_What is required:_
Below is a block of records. Copy every line in it that contains the word "page".

_ _ _ _ _

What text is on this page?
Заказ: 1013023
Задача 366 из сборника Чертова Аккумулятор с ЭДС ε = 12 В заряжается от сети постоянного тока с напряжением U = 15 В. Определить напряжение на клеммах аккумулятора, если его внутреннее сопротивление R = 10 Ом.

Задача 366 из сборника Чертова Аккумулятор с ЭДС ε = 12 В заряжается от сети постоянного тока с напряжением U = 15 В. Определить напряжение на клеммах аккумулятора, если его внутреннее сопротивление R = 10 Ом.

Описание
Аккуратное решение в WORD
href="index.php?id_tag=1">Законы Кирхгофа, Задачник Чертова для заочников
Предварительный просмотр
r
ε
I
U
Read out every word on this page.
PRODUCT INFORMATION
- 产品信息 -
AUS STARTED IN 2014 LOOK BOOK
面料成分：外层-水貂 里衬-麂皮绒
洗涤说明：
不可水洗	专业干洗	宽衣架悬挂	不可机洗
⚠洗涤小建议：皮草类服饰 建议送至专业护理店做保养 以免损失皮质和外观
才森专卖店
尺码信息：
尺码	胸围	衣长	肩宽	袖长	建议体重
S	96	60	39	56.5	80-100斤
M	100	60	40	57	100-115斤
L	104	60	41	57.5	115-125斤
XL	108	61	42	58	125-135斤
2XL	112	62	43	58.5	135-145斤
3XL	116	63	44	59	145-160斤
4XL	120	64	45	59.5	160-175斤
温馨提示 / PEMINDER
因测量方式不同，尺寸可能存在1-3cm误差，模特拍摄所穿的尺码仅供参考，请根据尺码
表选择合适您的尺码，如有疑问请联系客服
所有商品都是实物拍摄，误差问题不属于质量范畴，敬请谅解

_ _ _ _ _

_Task result:_
What text is on this page?
Read out every word on this page.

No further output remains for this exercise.